Dataset records:
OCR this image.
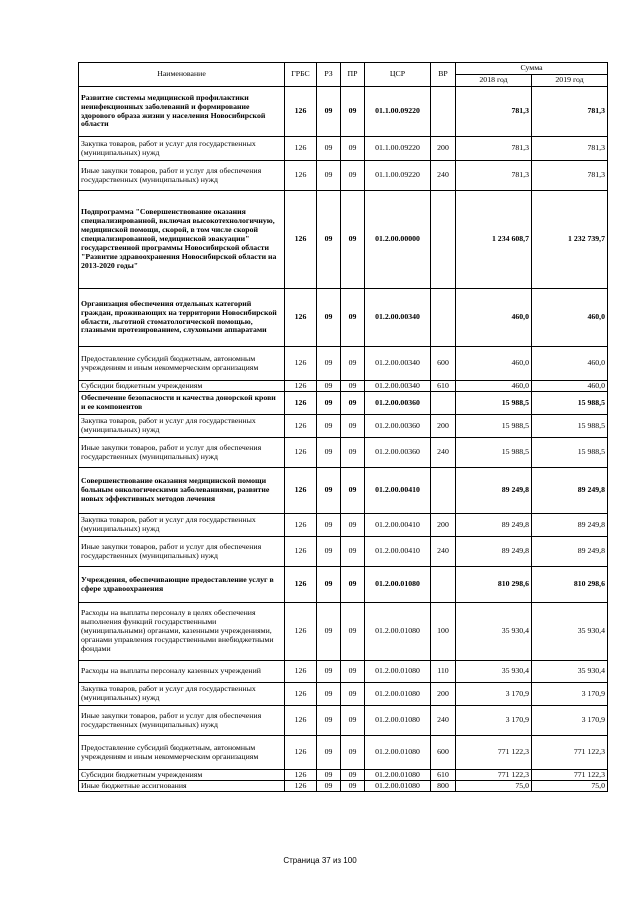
Наименование	ГРБС	РЗ	ПР	ЦСР	ВР	Сумма	
						2018 год	2019 год
Развитие системы медицинской профилактики неинфекционных заболеваний и формирование здорового образа жизни у населения Новосибирской области	126	09	09	01.1.00.09220		781,3	781,3
Закупка товаров, работ и услуг для государственных (муниципальных) нужд	126	09	09	01.1.00.09220	200	781,3	781,3
Иные закупки товаров, работ и услуг для обеспечения государственных (муниципальных) нужд	126	09	09	01.1.00.09220	240	781,3	781,3
Подпрограмма "Совершенствование оказания специализированной, включая высокотехнологичную, медицинской помощи, скорой, в том числе скорой специализированной, медицинской эвакуации" государственной программы Новосибирской области "Развитие здравоохранения Новосибирской области на 2013-2020 годы"	126	09	09	01.2.00.00000		1 234 608,7	1 232 739,7
Организация обеспечения отдельных категорий граждан, проживающих на территории Новосибирской области, льготной стоматологической помощью, глазными протезированием, слуховыми аппаратами	126	09	09	01.2.00.00340		460,0	460,0
Предоставление субсидий бюджетным, автономным учреждениям и иным некоммерческим организациям	126	09	09	01.2.00.00340	600	460,0	460,0
Субсидии бюджетным учреждениям	126	09	09	01.2.00.00340	610	460,0	460,0
Обеспечение безопасности и качества донорской крови и ее компонентов	126	09	09	01.2.00.00360		15 988,5	15 988,5
Закупка товаров, работ и услуг для государственных (муниципальных) нужд	126	09	09	01.2.00.00360	200	15 988,5	15 988,5
Иные закупки товаров, работ и услуг для обеспечения государственных (муниципальных) нужд	126	09	09	01.2.00.00360	240	15 988,5	15 988,5
Совершенствование оказания медицинской помощи больным онкологическими заболеваниями, развитие новых эффективных методов лечения	126	09	09	01.2.00.00410		89 249,8	89 249,8
Закупка товаров, работ и услуг для государственных (муниципальных) нужд	126	09	09	01.2.00.00410	200	89 249,8	89 249,8
Иные закупки товаров, работ и услуг для обеспечения государственных (муниципальных) нужд	126	09	09	01.2.00.00410	240	89 249,8	89 249,8
Учреждения, обеспечивающие предоставление услуг в сфере здравоохранения	126	09	09	01.2.00.01080		810 298,6	810 298,6
Расходы на выплаты персоналу в целях обеспечения выполнения функций государственными (муниципальными) органами, казенными учреждениями, органами управления государственными внебюджетными фондами	126	09	09	01.2.00.01080	100	35 930,4	35 930,4
Расходы на выплаты персоналу казенных учреждений	126	09	09	01.2.00.01080	110	35 930,4	35 930,4
Закупка товаров, работ и услуг для государственных (муниципальных) нужд	126	09	09	01.2.00.01080	200	3 170,9	3 170,9
Иные закупки товаров, работ и услуг для обеспечения государственных (муниципальных) нужд	126	09	09	01.2.00.01080	240	3 170,9	3 170,9
Предоставление субсидий бюджетным, автономным учреждениям и иным некоммерческим организациям	126	09	09	01.2.00.01080	600	771 122,3	771 122,3
Субсидии бюджетным учреждениям	126	09	09	01.2.00.01080	610	771 122,3	771 122,3
Иные бюджетные ассигнования	126	09	09	01.2.00.01080	800	75,0	75,0
Страница 37 из 100
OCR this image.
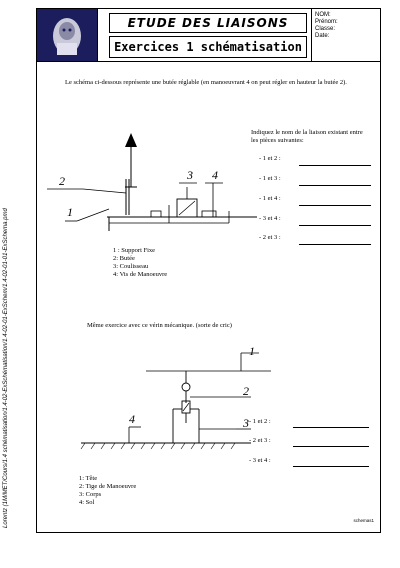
Lorentz (1M/MET/Cours/1.4 schématisation/1.4-02-ExSchématisation/1.4-02-01-ExSchem/1.4-02-01-01-ExSchema.pmd
ETUDE DES LIAISONS
Exercices 1 schématisation
NOM:
Prénom:
Classe:
Date:
Le schéma ci-dessous représente une butée réglable (en manoeuvrant 4 on peut régler en hauteur la butée 2).
2
1
3 4
Indiquez le nom de la liaison existant entre les pièces suivantes:
- 1 et 2 :
- 1 et 3 :
- 1 et 4 :
- 3 et 4 :
- 2 et 3 :
1 : Support Fixe
2: Butée
3: Coulisseau
4: Vis de Manoeuvre
Même exercice avec ce vérin mécanique. (sorte de cric)
1
2
3
4	- 1 et 2 :
- 2 et 3 :
- 3 et 4 :
1: Tête
2: Tige de Manoeuvre
3: Corps
4: Sol
schemas1
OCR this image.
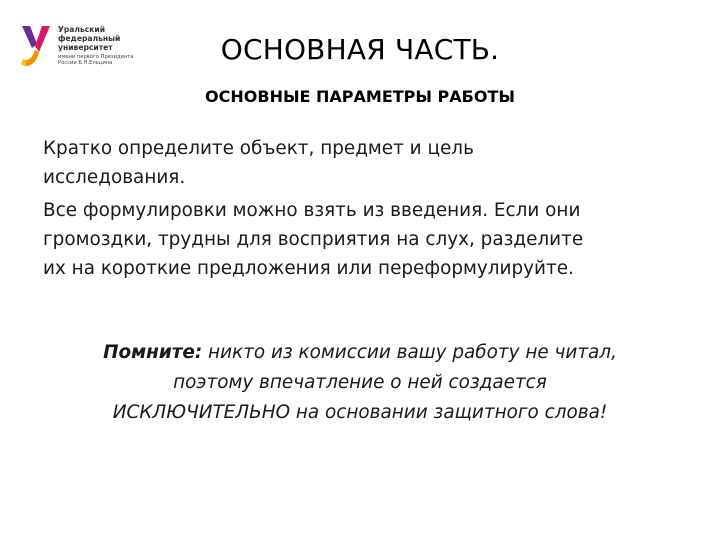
Уральский
федеральный
университет
имени первого Президента
России Б.Н.Ельцина	ОСНОВНАЯ ЧАСТЬ.
ОСНОВНЫЕ ПАРАМЕТРЫ РАБОТЫ
Кратко определите объект, предмет и цель
исследования.
Все формулировки можно взять из введения. Если они
громоздки, трудны для восприятия на слух, разделите
их на короткие предложения или переформулируйте.
Помните: никто из комиссии вашу работу не читал,
поэтому впечатление о ней создается
ИСКЛЮЧИТЕЛЬНО на основании защитного слова!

Task objective: Keep the pictures out of the copy and write out the data exactly as it stands.

In response:
OCR this image.
Наименование	ГРБС	РЗ	ПР	ЦСР	ВР	Сумма	
						2018 год	2019 год
Развитие системы медицинской профилактики неинфекционных заболеваний и формирование здорового образа жизни у населения Новосибирской области	126	09	09	01.1.00.09220		781,3	781,3
Закупка товаров, работ и услуг для государственных (муниципальных) нужд	126	09	09	01.1.00.09220	200	781,3	781,3
Иные закупки товаров, работ и услуг для обеспечения государственных (муниципальных) нужд	126	09	09	01.1.00.09220	240	781,3	781,3
Подпрограмма "Совершенствование оказания специализированной, включая высокотехнологичную, медицинской помощи, скорой, в том числе скорой специализированной, медицинской эвакуации" государственной программы Новосибирской области "Развитие здравоохранения Новосибирской области на 2013-2020 годы"	126	09	09	01.2.00.00000		1 234 608,7	1 232 739,7
Организация обеспечения отдельных категорий граждан, проживающих на территории Новосибирской области, льготной стоматологической помощью, глазными протезированием, слуховыми аппаратами	126	09	09	01.2.00.00340		460,0	460,0
Предоставление субсидий бюджетным, автономным учреждениям и иным некоммерческим организациям	126	09	09	01.2.00.00340	600	460,0	460,0
Субсидии бюджетным учреждениям	126	09	09	01.2.00.00340	610	460,0	460,0
Обеспечение безопасности и качества донорской крови и ее компонентов	126	09	09	01.2.00.00360		15 988,5	15 988,5
Закупка товаров, работ и услуг для государственных (муниципальных) нужд	126	09	09	01.2.00.00360	200	15 988,5	15 988,5
Иные закупки товаров, работ и услуг для обеспечения государственных (муниципальных) нужд	126	09	09	01.2.00.00360	240	15 988,5	15 988,5
Совершенствование оказания медицинской помощи больным онкологическими заболеваниями, развитие новых эффективных методов лечения	126	09	09	01.2.00.00410		89 249,8	89 249,8
Закупка товаров, работ и услуг для государственных (муниципальных) нужд	126	09	09	01.2.00.00410	200	89 249,8	89 249,8
Иные закупки товаров, работ и услуг для обеспечения государственных (муниципальных) нужд	126	09	09	01.2.00.00410	240	89 249,8	89 249,8
Учреждения, обеспечивающие предоставление услуг в сфере здравоохранения	126	09	09	01.2.00.01080		810 298,6	810 298,6
Расходы на выплаты персоналу в целях обеспечения выполнения функций государственными (муниципальными) органами, казенными учреждениями, органами управления государственными внебюджетными фондами	126	09	09	01.2.00.01080	100	35 930,4	35 930,4
Расходы на выплаты персоналу казенных учреждений	126	09	09	01.2.00.01080	110	35 930,4	35 930,4
Закупка товаров, работ и услуг для государственных (муниципальных) нужд	126	09	09	01.2.00.01080	200	3 170,9	3 170,9
Иные закупки товаров, работ и услуг для обеспечения государственных (муниципальных) нужд	126	09	09	01.2.00.01080	240	3 170,9	3 170,9
Предоставление субсидий бюджетным, автономным учреждениям и иным некоммерческим организациям	126	09	09	01.2.00.01080	600	771 122,3	771 122,3
Субсидии бюджетным учреждениям	126	09	09	01.2.00.01080	610	771 122,3	771 122,3
Иные бюджетные ассигнования	126	09	09	01.2.00.01080	800	75,0	75,0
Страница 37 из 100
OCR this image.
Lorentz (1M/MET/Cours/1.4 schématisation/1.4-02-ExSchématisation/1.4-02-01-ExSchem/1.4-02-01-01-ExSchema.pmd
ETUDE DES LIAISONS
Exercices 1 schématisation
NOM:
Prénom:
Classe:
Date:
Le schéma ci-dessous représente une butée réglable (en manoeuvrant 4 on peut régler en hauteur la butée 2).
2
1
3 4
Indiquez le nom de la liaison existant entre les pièces suivantes:
- 1 et 2 :
- 1 et 3 :
- 1 et 4 :
- 3 et 4 :
- 2 et 3 :
1 : Support Fixe
2: Butée
3: Coulisseau
4: Vis de Manoeuvre
Même exercice avec ce vérin mécanique. (sorte de cric)
1
2
3
4	- 1 et 2 :
- 2 et 3 :
- 3 et 4 :
1: Tête
2: Tige de Manoeuvre
3: Corps
4: Sol
schemas1
OCR this image.
Уральский
федеральный
университет
имени первого Президента
России Б.Н.Ельцина	ОСНОВНАЯ ЧАСТЬ.
ОСНОВНЫЕ ПАРАМЕТРЫ РАБОТЫ
Кратко определите объект, предмет и цель
исследования.
Все формулировки можно взять из введения. Если они
громоздки, трудны для восприятия на слух, разделите
их на короткие предложения или переформулируйте.
Помните: никто из комиссии вашу работу не читал,
поэтому впечатление о ней создается
ИСКЛЮЧИТЕЛЬНО на основании защитного слова!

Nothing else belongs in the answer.